Goal: Without the pictures, set down every line of the data exactly.

Supplied records:

________________________________________

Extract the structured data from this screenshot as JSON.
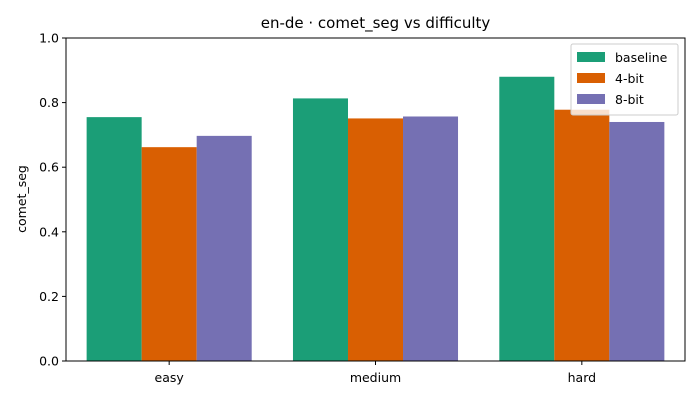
{
  "chart_data": {
    "type": "bar",
    "title": "en-de · comet_seg vs difficulty",
    "xlabel": "",
    "ylabel": "comet_seg",
    "categories": [
      "easy",
      "medium",
      "hard"
    ],
    "ylim": [
      0,
      1.0
    ],
    "yticks": [
      "0.0",
      "0.2",
      "0.4",
      "0.6",
      "0.8",
      "1.0"
    ],
    "grid": false,
    "legend_position": "top-right",
    "series": [
      {
        "name": "baseline",
        "color": "#1b9e77",
        "values": [
          0.755,
          0.813,
          0.88
        ]
      },
      {
        "name": "4-bit",
        "color": "#d95f02",
        "values": [
          0.662,
          0.751,
          0.778
        ]
      },
      {
        "name": "8-bit",
        "color": "#7570b3",
        "values": [
          0.697,
          0.757,
          0.74
        ]
      }
    ]
  }
}
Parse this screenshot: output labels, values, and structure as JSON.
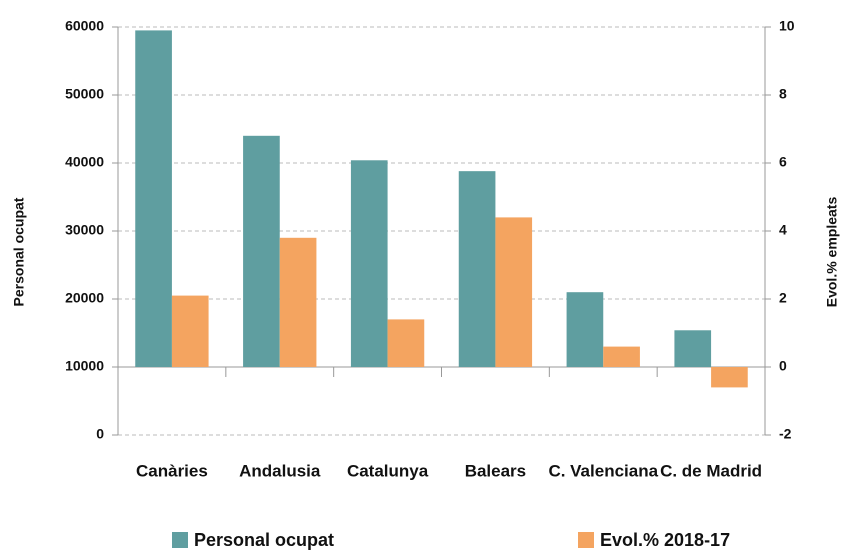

________________________________________

Complete output:
Extract the structured data from this screenshot as JSON.
{
  "chart_data": {
    "type": "bar",
    "title": "en-de · comet_seg vs difficulty",
    "xlabel": "",
    "ylabel": "comet_seg",
    "categories": [
      "easy",
      "medium",
      "hard"
    ],
    "ylim": [
      0,
      1.0
    ],
    "yticks": [
      "0.0",
      "0.2",
      "0.4",
      "0.6",
      "0.8",
      "1.0"
    ],
    "grid": false,
    "legend_position": "top-right",
    "series": [
      {
        "name": "baseline",
        "color": "#1b9e77",
        "values": [
          0.755,
          0.813,
          0.88
        ]
      },
      {
        "name": "4-bit",
        "color": "#d95f02",
        "values": [
          0.662,
          0.751,
          0.778
        ]
      },
      {
        "name": "8-bit",
        "color": "#7570b3",
        "values": [
          0.697,
          0.757,
          0.74
        ]
      }
    ]
  }
}
Parse this screenshot: output labels, values, and structure as JSON.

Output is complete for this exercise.